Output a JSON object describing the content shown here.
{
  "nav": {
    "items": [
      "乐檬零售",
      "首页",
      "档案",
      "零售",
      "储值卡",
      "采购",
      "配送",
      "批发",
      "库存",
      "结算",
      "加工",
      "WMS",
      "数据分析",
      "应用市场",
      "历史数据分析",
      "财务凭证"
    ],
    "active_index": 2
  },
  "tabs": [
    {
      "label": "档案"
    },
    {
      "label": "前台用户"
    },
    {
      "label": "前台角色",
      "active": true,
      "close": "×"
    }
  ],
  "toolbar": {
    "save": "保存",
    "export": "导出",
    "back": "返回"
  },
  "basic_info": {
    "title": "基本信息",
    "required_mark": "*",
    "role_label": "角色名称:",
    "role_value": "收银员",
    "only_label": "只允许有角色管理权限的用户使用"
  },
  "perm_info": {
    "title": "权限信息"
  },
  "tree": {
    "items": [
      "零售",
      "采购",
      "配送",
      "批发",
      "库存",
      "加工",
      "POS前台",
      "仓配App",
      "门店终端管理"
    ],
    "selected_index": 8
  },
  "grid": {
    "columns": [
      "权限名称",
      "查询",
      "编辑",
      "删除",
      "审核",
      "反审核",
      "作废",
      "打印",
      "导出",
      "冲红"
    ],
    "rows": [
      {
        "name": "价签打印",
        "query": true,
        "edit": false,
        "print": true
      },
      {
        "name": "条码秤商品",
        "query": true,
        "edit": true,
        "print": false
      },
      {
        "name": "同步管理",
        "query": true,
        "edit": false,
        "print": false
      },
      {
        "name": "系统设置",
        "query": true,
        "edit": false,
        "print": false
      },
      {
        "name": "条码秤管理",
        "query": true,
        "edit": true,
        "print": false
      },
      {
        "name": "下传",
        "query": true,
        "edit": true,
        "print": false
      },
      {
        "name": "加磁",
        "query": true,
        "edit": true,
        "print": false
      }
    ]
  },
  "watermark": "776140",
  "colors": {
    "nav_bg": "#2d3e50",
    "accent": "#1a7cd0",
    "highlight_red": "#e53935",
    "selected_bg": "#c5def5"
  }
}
··········
[Your task]: Please output every record, keeping each line exact.

[Task output]:
Output a JSON object describing the content shown here.
{
  "nav": {
    "items": [
      "乐檬零售",
      "首页",
      "档案",
      "零售",
      "储值卡",
      "采购",
      "配送",
      "批发",
      "库存",
      "结算",
      "加工",
      "WMS",
      "数据分析",
      "应用市场",
      "历史数据分析",
      "财务凭证"
    ],
    "active_index": 2
  },
  "tabs": [
    {
      "label": "档案"
    },
    {
      "label": "前台用户"
    },
    {
      "label": "前台角色",
      "active": true,
      "close": "×"
    }
  ],
  "toolbar": {
    "save": "保存",
    "export": "导出",
    "back": "返回"
  },
  "basic_info": {
    "title": "基本信息",
    "required_mark": "*",
    "role_label": "角色名称:",
    "role_value": "收银员",
    "only_label": "只允许有角色管理权限的用户使用"
  },
  "perm_info": {
    "title": "权限信息"
  },
  "tree": {
    "items": [
      "零售",
      "采购",
      "配送",
      "批发",
      "库存",
      "加工",
      "POS前台",
      "仓配App",
      "门店终端管理"
    ],
    "selected_index": 8
  },
  "grid": {
    "columns": [
      "权限名称",
      "查询",
      "编辑",
      "删除",
      "审核",
      "反审核",
      "作废",
      "打印",
      "导出",
      "冲红"
    ],
    "rows": [
      {
        "name": "价签打印",
        "query": true,
        "edit": false,
        "print": true
      },
      {
        "name": "条码秤商品",
        "query": true,
        "edit": true,
        "print": false
      },
      {
        "name": "同步管理",
        "query": true,
        "edit": false,
        "print": false
      },
      {
        "name": "系统设置",
        "query": true,
        "edit": false,
        "print": false
      },
      {
        "name": "条码秤管理",
        "query": true,
        "edit": true,
        "print": false
      },
      {
        "name": "下传",
        "query": true,
        "edit": true,
        "print": false
      },
      {
        "name": "加磁",
        "query": true,
        "edit": true,
        "print": false
      }
    ]
  },
  "watermark": "776140",
  "colors": {
    "nav_bg": "#2d3e50",
    "accent": "#1a7cd0",
    "highlight_red": "#e53935",
    "selected_bg": "#c5def5"
  }
}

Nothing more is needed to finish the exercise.